• [Your objective]: Write out the entries below once more, exactly.
:::::
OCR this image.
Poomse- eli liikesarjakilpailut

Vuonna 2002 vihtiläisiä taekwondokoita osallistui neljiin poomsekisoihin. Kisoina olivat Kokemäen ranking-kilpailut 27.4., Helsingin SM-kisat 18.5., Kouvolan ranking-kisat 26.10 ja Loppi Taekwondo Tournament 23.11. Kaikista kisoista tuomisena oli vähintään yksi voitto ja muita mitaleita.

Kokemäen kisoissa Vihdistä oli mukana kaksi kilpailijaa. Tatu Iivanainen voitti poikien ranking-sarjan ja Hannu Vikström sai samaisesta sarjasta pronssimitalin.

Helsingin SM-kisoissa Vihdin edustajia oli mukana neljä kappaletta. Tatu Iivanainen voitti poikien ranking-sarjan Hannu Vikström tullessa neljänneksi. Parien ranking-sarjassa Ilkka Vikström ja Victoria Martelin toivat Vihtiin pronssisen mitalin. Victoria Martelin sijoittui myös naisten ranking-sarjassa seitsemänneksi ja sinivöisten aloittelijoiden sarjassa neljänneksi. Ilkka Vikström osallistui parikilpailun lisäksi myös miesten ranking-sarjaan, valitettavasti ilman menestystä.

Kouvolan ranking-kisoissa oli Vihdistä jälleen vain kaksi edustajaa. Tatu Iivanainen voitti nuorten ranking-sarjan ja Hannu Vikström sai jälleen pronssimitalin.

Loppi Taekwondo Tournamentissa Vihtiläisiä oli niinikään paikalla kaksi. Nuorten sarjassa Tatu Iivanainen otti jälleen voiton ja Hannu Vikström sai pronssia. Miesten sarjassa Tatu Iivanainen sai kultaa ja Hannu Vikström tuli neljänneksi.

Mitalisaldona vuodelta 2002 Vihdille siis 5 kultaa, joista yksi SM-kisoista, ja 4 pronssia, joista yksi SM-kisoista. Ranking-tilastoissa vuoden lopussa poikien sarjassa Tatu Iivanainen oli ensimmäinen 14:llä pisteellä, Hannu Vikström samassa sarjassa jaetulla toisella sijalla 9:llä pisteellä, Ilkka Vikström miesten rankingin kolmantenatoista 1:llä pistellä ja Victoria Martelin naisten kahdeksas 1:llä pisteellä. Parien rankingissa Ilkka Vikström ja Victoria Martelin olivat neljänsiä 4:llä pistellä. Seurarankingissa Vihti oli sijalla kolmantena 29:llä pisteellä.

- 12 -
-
:::::
• [Task answer]:
OCR this image.
Poomse- eli liikesarjakilpailut

Vuonna 2002 vihtiläisiä taekwondokoita osallistui neljiin poomsekisoihin. Kisoina olivat Kokemäen ranking-kilpailut 27.4., Helsingin SM-kisat 18.5., Kouvolan ranking-kisat 26.10 ja Loppi Taekwondo Tournament 23.11. Kaikista kisoista tuomisena oli vähintään yksi voitto ja muita mitaleita.

Kokemäen kisoissa Vihdistä oli mukana kaksi kilpailijaa. Tatu Iivanainen voitti poikien ranking-sarjan ja Hannu Vikström sai samaisesta sarjasta pronssimitalin.

Helsingin SM-kisoissa Vihdin edustajia oli mukana neljä kappaletta. Tatu Iivanainen voitti poikien ranking-sarjan Hannu Vikström tullessa neljänneksi. Parien ranking-sarjassa Ilkka Vikström ja Victoria Martelin toivat Vihtiin pronssisen mitalin. Victoria Martelin sijoittui myös naisten ranking-sarjassa seitsemänneksi ja sinivöisten aloittelijoiden sarjassa neljänneksi. Ilkka Vikström osallistui parikilpailun lisäksi myös miesten ranking-sarjaan, valitettavasti ilman menestystä.

Kouvolan ranking-kisoissa oli Vihdistä jälleen vain kaksi edustajaa. Tatu Iivanainen voitti nuorten ranking-sarjan ja Hannu Vikström sai jälleen pronssimitalin.

Loppi Taekwondo Tournamentissa Vihtiläisiä oli niinikään paikalla kaksi. Nuorten sarjassa Tatu Iivanainen otti jälleen voiton ja Hannu Vikström sai pronssia. Miesten sarjassa Tatu Iivanainen sai kultaa ja Hannu Vikström tuli neljänneksi.

Mitalisaldona vuodelta 2002 Vihdille siis 5 kultaa, joista yksi SM-kisoista, ja 4 pronssia, joista yksi SM-kisoista. Ranking-tilastoissa vuoden lopussa poikien sarjassa Tatu Iivanainen oli ensimmäinen 14:llä pisteellä, Hannu Vikström samassa sarjassa jaetulla toisella sijalla 9:llä pisteellä, Ilkka Vikström miesten rankingin kolmantenatoista 1:llä pistellä ja Victoria Martelin naisten kahdeksas 1:llä pisteellä. Parien rankingissa Ilkka Vikström ja Victoria Martelin olivat neljänsiä 4:llä pistellä. Seurarankingissa Vihti oli sijalla kolmantena 29:llä pisteellä.

- 12 -
-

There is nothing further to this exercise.